**Given information:**
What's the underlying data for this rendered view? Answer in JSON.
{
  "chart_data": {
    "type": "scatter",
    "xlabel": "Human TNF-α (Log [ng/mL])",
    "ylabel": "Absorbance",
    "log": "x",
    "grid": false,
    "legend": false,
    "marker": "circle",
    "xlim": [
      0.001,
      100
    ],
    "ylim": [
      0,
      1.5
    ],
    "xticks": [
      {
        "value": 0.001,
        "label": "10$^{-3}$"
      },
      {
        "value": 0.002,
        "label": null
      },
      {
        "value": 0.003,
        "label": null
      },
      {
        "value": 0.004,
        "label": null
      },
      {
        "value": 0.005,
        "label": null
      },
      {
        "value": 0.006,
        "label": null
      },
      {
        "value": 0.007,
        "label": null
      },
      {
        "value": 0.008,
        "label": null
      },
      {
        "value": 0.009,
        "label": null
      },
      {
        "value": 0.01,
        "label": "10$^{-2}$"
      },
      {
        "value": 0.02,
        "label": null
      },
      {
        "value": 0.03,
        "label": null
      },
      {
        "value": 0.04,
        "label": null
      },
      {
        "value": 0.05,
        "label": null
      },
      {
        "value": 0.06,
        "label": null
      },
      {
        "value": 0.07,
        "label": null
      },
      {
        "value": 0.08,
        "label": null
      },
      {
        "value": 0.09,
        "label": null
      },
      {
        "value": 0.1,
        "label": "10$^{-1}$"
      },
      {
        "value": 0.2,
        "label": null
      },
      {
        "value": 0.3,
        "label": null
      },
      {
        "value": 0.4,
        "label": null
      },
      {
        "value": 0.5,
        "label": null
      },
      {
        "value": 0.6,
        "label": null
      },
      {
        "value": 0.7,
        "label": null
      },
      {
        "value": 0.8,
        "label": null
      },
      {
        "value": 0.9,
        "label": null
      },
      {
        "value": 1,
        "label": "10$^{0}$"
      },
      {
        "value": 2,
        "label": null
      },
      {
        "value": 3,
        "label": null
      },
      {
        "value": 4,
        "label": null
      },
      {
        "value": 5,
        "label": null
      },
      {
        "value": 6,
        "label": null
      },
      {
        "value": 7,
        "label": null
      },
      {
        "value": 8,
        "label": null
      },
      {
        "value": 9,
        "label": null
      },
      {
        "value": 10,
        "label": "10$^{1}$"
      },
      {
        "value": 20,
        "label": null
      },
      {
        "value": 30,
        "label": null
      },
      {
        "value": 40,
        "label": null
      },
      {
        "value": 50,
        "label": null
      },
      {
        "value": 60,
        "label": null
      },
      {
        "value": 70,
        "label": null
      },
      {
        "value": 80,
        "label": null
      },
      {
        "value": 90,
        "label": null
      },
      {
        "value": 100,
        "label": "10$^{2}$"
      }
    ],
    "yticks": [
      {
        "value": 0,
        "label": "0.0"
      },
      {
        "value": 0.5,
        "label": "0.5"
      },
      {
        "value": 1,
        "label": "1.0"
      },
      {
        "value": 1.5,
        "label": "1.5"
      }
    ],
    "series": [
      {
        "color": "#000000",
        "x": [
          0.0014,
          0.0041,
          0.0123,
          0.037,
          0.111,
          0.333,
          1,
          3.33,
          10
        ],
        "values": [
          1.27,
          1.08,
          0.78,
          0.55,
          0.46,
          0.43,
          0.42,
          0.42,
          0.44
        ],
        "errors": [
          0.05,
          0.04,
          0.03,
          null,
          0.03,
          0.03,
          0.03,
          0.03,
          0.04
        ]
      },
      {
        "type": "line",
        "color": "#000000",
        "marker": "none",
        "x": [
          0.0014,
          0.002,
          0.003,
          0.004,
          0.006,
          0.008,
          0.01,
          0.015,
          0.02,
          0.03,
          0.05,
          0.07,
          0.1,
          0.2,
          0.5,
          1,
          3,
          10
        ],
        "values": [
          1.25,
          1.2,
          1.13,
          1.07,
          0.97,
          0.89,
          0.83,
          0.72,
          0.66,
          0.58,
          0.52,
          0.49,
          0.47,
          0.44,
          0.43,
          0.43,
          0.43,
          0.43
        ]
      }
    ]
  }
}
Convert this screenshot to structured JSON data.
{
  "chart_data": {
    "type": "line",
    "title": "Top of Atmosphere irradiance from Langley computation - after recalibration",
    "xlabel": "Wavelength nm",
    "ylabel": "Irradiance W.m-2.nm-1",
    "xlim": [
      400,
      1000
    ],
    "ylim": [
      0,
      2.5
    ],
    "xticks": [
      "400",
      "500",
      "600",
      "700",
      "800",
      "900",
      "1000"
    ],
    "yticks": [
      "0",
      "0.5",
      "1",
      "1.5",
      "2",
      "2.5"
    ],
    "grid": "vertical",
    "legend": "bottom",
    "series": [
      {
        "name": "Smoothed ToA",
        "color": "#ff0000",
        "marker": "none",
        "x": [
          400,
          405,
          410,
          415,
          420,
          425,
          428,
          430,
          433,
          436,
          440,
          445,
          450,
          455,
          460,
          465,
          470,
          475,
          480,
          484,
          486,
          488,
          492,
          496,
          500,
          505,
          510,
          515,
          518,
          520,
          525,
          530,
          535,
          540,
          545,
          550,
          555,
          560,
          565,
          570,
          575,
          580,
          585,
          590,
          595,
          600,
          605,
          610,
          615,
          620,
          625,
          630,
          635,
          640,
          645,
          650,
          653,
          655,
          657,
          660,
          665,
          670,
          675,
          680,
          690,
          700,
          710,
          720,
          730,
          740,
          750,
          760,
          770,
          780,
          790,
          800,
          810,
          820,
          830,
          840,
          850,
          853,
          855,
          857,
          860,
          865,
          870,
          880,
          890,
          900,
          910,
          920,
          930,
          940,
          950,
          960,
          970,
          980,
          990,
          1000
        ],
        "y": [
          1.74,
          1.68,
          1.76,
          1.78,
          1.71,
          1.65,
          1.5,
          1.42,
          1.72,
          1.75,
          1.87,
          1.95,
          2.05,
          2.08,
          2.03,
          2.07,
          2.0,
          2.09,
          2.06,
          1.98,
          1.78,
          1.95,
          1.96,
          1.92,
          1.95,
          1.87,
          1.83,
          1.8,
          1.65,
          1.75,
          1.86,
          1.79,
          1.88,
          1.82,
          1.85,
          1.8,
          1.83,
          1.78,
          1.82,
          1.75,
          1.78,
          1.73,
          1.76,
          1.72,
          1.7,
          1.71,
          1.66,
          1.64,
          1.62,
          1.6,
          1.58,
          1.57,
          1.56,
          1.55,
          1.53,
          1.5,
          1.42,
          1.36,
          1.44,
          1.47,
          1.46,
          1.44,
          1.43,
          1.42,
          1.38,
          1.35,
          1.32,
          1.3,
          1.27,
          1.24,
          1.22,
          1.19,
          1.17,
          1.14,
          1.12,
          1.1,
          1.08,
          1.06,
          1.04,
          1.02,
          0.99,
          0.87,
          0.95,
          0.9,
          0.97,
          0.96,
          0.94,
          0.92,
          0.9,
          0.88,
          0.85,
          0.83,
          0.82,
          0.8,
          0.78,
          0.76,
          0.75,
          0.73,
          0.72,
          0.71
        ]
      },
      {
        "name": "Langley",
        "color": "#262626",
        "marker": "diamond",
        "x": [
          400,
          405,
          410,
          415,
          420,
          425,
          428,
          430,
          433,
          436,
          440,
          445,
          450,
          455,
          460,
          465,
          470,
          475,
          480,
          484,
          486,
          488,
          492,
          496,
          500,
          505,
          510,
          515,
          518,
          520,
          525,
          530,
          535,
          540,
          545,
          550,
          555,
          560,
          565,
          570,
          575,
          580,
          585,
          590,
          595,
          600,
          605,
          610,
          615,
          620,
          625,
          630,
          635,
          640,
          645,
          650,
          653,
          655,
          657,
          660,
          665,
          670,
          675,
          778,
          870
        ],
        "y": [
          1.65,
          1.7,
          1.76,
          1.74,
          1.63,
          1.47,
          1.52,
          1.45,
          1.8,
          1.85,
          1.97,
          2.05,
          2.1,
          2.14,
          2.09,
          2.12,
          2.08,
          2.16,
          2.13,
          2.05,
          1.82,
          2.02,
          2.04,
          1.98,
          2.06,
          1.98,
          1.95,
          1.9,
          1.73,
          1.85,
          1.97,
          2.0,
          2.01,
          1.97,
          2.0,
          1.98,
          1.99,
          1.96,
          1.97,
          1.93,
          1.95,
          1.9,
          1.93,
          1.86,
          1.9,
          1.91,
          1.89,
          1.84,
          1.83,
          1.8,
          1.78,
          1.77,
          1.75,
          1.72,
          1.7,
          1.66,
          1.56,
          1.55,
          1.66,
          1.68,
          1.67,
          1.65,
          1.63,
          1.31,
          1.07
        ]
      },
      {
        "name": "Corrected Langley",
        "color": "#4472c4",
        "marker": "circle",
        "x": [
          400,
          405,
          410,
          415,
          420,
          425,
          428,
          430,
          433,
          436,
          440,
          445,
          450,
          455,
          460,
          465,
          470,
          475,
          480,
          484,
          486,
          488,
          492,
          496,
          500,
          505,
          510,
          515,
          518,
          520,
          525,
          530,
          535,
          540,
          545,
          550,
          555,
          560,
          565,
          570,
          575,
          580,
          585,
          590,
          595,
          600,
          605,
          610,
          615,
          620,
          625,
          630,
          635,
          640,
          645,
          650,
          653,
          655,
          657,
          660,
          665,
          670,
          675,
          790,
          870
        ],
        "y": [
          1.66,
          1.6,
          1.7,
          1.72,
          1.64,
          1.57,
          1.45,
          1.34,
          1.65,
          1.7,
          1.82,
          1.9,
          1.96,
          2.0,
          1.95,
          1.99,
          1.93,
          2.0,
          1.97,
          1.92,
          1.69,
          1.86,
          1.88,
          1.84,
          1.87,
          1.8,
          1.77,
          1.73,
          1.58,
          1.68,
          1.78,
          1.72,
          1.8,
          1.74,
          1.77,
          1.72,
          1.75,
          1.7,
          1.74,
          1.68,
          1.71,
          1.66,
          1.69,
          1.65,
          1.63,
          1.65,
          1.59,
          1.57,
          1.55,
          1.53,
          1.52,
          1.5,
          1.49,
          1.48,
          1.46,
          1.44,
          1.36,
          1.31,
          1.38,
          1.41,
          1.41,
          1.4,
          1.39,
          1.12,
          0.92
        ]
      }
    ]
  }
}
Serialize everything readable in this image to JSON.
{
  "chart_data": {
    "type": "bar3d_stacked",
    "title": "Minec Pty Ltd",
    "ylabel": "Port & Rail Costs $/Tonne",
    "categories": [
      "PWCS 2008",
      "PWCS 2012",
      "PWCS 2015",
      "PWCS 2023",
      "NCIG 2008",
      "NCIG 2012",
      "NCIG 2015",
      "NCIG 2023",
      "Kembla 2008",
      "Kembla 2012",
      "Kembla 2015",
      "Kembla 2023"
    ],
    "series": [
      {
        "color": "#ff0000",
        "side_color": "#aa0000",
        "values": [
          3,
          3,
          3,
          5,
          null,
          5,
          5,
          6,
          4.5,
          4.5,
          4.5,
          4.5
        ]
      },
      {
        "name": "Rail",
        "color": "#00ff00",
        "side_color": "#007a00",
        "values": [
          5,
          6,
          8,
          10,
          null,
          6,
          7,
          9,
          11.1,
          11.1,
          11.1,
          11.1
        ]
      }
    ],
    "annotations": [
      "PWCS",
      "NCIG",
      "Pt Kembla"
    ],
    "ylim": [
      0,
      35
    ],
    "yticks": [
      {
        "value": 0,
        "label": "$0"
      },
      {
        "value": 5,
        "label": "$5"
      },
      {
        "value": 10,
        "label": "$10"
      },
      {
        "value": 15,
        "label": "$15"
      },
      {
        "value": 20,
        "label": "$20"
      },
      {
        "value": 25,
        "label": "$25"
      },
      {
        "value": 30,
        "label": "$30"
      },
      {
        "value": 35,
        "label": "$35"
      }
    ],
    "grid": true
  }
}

**Task:**
From the data above, gather every line that includes the word "Kembla".

**Worked answer:**
      "Kembla 2008",
      "Kembla 2012",
      "Kembla 2015",
      "Kembla 2023"
      "Pt Kembla"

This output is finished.